Clacc: how to compile basic example for AMD GPUs?

Hi!

I know that Clacc is not part of LLVM project, but I hope there will be someone to answer my question.
Unfortunately, there is not enough info on Clacc :frowning:

I’ve been trying to compile this program:

This is modified code from here.

When I compile with the following Clacc invocation I get different output with OpenACC enabled and disabled.

Command:

$ build/bin/clang -fopenacc -lm -ldl openacc-examples/1/laplace2d.c -o acc1

Output without OpenACC

Jacobi relaxation Calculation: 4096 x 4096 mesh
    0, 0.250000
  100, 0.002397
  200, 0.001204
  300, 0.000804
  400, 0.000603
  500, 0.000483
  600, 0.000403
  700, 0.000345
  800, 0.000302
  900, 0.000269

Output with OpenACC:

Jacobi relaxation Calculation: 4096 x 4096 mesh
    0, 0.000000

Also, I tried to specify OpenMP target specifically (I didn’t find OpenACC options for targets):

$ build/bin/clang -fopenacc -lm -ldl openacc-examples/1/laplace2d.c -o acc1  -fopenmp-targets=amdgcn-amd-amdhsa
clang-15: error: no library 'libomptarget-amdgpu-gfx908.bc' found in the default clang lib directory or in LIBRARY_PATH; use '--libomptarget-amdgpu-bc-path' to specify amdgpu bitcode library

What am I doing wrong? What should I fix?

Thanks in advance for help!

CC @jdenny-ornl

Hi Daniil,

You said you didn’t find enough info on Clacc. Clacc is currently maintained as part of the LLVM DOE Fork. Its main branch is:

https://github.com/llvm-doe-org/llvm-project/tree/clacc/main

Is that where you found Clacc? If not, would you please tell me a bit about how you obtained and built it?

Clacc’s top-level README.md provides basic documentation on building and installing as well as pointers to status and design documents. Building and installing Clacc should be the same as for upstream LLVM’s OpenMP offload support. Please let me know if you find any discrepancies. Unless you’re planning to modify Clacc, I recommend that you work from an install directory instead of a build directory. There are fewer environment variables and Clang command-line options you have to set that way. All of this is discussed in the above documentation.

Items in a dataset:
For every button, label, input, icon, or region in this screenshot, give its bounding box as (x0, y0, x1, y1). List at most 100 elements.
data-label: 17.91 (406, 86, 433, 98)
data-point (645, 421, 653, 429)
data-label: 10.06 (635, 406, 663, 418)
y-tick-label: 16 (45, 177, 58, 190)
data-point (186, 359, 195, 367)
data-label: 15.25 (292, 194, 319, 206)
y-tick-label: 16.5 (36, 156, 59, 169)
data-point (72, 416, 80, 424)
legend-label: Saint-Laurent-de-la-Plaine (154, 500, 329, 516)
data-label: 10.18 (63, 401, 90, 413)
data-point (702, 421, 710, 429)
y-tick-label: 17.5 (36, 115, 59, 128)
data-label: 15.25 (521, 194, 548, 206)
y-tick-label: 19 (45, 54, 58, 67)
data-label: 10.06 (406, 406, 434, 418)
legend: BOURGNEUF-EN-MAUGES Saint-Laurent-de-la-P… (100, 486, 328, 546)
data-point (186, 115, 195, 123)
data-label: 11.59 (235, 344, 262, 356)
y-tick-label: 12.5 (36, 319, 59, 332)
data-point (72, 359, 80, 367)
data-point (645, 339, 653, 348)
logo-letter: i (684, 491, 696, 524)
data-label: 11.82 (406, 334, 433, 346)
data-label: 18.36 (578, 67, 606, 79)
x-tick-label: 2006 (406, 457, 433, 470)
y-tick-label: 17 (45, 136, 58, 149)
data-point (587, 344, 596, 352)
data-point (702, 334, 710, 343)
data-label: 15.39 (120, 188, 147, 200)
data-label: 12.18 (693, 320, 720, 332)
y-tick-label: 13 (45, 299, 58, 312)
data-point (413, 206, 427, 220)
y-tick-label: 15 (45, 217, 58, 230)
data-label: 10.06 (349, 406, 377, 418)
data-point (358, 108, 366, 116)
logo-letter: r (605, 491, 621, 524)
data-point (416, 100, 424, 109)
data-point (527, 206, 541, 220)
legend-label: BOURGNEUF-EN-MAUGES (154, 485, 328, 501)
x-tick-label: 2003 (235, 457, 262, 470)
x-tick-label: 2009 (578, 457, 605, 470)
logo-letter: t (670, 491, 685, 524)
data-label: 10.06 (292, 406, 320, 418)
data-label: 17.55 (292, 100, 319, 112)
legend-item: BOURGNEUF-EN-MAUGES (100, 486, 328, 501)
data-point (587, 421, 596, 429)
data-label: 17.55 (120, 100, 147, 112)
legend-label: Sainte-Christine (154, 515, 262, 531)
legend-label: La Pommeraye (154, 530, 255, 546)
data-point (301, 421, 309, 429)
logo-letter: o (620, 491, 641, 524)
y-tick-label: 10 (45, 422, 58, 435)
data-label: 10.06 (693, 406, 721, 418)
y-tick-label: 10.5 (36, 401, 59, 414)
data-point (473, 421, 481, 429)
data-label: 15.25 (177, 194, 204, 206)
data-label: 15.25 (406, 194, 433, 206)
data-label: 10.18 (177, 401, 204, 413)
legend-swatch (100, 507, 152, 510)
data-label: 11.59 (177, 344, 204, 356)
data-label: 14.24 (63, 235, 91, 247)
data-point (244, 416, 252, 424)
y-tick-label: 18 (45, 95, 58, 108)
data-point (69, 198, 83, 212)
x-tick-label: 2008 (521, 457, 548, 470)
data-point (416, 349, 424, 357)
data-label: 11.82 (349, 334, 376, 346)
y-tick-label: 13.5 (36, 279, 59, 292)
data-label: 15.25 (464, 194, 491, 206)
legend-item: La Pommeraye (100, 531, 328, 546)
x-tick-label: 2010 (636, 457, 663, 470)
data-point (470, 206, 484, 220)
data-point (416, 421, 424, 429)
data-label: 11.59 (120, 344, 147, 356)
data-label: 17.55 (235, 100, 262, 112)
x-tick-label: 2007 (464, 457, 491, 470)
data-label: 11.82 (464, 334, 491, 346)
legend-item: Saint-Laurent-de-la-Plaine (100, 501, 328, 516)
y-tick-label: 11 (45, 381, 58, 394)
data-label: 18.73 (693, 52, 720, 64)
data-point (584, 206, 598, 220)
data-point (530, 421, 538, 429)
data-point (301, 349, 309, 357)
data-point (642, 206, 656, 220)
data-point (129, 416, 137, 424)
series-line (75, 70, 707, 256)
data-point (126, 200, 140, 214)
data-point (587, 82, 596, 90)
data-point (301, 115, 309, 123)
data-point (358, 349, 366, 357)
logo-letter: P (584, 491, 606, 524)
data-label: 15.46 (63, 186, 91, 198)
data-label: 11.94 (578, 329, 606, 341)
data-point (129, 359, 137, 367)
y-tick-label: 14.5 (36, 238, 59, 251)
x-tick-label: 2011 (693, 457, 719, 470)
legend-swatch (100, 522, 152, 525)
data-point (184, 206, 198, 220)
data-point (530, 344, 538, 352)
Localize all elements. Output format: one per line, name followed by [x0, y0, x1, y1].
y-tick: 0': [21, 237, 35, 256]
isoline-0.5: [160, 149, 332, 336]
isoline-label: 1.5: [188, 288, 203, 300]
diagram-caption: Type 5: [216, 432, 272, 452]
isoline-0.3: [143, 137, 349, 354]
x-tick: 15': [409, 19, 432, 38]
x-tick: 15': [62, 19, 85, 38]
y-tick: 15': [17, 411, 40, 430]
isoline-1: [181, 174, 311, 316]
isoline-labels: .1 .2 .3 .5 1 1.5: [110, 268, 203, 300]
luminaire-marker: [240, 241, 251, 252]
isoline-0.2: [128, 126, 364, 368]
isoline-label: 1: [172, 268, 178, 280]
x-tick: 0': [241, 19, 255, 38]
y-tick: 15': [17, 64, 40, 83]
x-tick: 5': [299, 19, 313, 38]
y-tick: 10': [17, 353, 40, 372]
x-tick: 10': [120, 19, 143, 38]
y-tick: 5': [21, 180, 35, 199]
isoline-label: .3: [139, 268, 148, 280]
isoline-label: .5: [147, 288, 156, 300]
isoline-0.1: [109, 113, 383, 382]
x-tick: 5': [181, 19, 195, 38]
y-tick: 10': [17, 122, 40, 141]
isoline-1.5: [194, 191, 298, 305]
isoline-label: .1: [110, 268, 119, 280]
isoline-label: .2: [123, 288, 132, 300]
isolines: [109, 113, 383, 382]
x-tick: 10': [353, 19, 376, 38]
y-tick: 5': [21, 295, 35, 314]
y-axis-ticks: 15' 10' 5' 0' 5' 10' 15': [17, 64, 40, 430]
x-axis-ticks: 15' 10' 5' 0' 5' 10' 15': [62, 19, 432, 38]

- [SET TASKS]:
• 1. Quote word for word the passage of the Clacc forum thread that starts with the words containing "Thanks in advance" and ends with "and built it?".
• 2. Continue the forum thread about compiling Clacc programs for AMD GPUs, starting right after its final sentence.
The data has no role in this work.

- [ANSWERS FOR THIS EXERCISE]:
• 1.
Thanks in advance for help!

CC @jdenny-ornl

Hi Daniil,

You said you didn’t find enough info on Clacc. Clacc is currently maintained as part of the LLVM DOE Fork. Its main branch is:

https://github.com/llvm-doe-org/llvm-project/tree/clacc/main

Is that where you found Clacc? If not, would you please tell me a bit about how you obtained and built it?

• 2.
Let me know if you have any other questions. I’d also be interested in hearing more about how you plan to use Clacc.

Thanks.

Yes, I used clang from this fork of LLVM

Ah, README! I forgot to check it out… I was trying to Google the docs…
Thank you, it is really helpful

I built the project for AMD GPUs as described in the README but it still doesn’t work…

$ which clang
/home/d.dudkin/dev/llvm-project/install/bin/clang
#include <stdio.h>
int main() {
  #pragma acc parallel num_gangs(2)
  printf("Hello World\n");
  return 0;
}
$ clang -fopenacc test.c && ./a.out
Hello World
Hello World
$ clang -fopenacc -fopenmp-targets=amdgcn-amd-amdhsa test.c && ./a.out
$ 

The machine I’m using has AMD MI-100 GPUs
Output with -### flag:

What should I consider in order to run the program successfully?

I want to reuse the OpenACC runtime library to run on AMD GPUs.

FWIW: AMD GPU software don’t come with a builtin printf. HIP adds one, OpenMP/OpenACC does not right now. This might run fine except that nothing is ever printed.

Yep, I pushed some Clacc changes yesterday that included an example for AMD GPU that’s broken for this reason.

@unterumarmung Sorry about that. I’ll push a fix soon and reply here.

I took a closer look at the code from your original post here. On the acc parallel, you need to add copy(error). Some OpenACC compilers will perform a dataflow analysis and add that implicitly for you, but the standard says it’s implicitly firstprivate because it’s a scalar. Clacc follows the standard here. This issue is discussed in, for example, sec. A.3.2 of OpenACC 3.2.

Edit: I just noticed that, when offloading, you also need data clauses for A and Anew because their sizes are not known at compile time. So, in summary, when I use #pragma acc parallel copy(error, A[0:n*m], Anew[0:n*m]), your example works for me in all cases.

Clacc’s OpenACC runtime library is a thin layer on top of the OpenMP runtime library, so don’t expect significant differences in, for example, performance.

Do you have a specific set of OpenACC applications you’re investigating? I’m always eager to find more examples to drive Clacc development.

Pushed.

Having a (very!) quick look at https://gist.github.com/unterumarmung/9f7f2ff46785c9204e1a64149d65f86a:

Actually, reduction(max:error) is missing on the first #pragma acc loop independent – so the way it’s currently written isn’t actually independent? (Also, the reduction clause on loop would then imply copy(error) on the compute construct?)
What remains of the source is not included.